• [PASSAGE GIVEN]:
○ ○ ○
# Bio Gas Energy



## Duetech (Oct 20, 2008)

Hi All,
     I was wondering if any one has come across the links I am posting. It seems to me we could do something like this on a very large scale since every municipality with public drainage systems is collectively wasting our waste to the tune of millions of dollars each year. Here in the US, and probably Europe as well, we are contributing to the methane dilemma that many naturalists say is part of our health problems via ozone depletion. One suggestion though before we get too involved...Let's insist our politicians deal with it now and not take 10 years to make a decision :sick:  :exclaim: ...Cave2k

http://www.youtube.com/watch?v=LrtINiLgNKY&feature=related

http://www.youtube.com/watch?v=O7H3CTvClSk&feature=related

http://www.youtube.com/watch?v=6BDF0azPGvM&feature=related


----------



## JustWood (Oct 21, 2008)

That wouldn't work with todays sissy chicken spanker generation. They wouldn't even think of getting their hands dirty.
Love the idea. I might have to look into it.


----------



## begreen (Oct 21, 2008)

Well we could force our politicians to convene at the public sewage disposal plants until they take action. That should shorten the decision time by several years.
○ ○ ○
• [DATA PROVIDED]:
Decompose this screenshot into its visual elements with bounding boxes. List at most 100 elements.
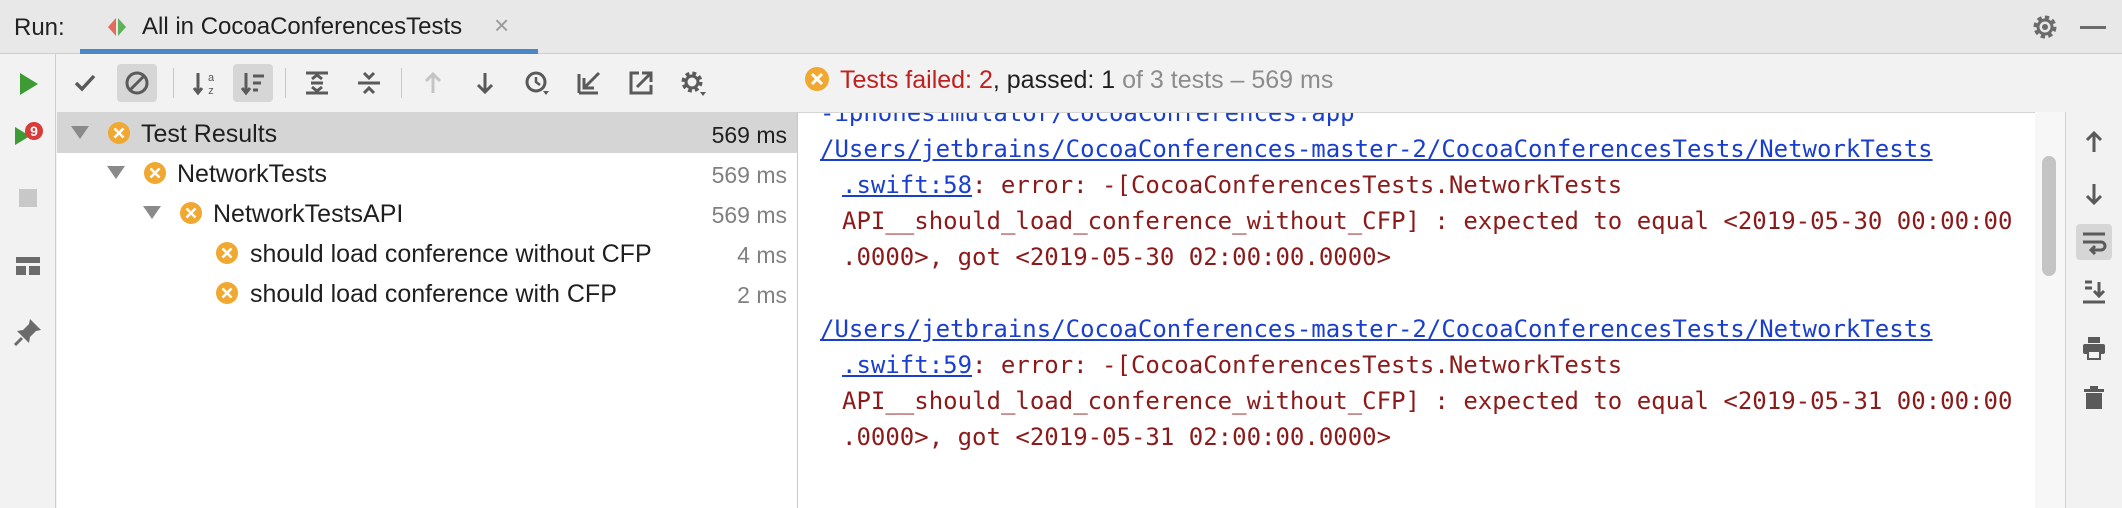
○ ○ ○
• [WHAT YOU SHOULD DO]: Return the passage of the biogas forum thread from "http://www.youtube.com/watch?v=O7H3CTvClSk&feature=related" up to and including "JustWood (Oct 21, 2008)", copied word for word. The material after the biogas thread is separate from it.

• [EXERCISE ANSWER]:
http://www.youtube.com/watch?v=O7H3CTvClSk&feature=related

http://www.youtube.com/watch?v=6BDF0azPGvM&feature=related


----------



## JustWood (Oct 21, 2008)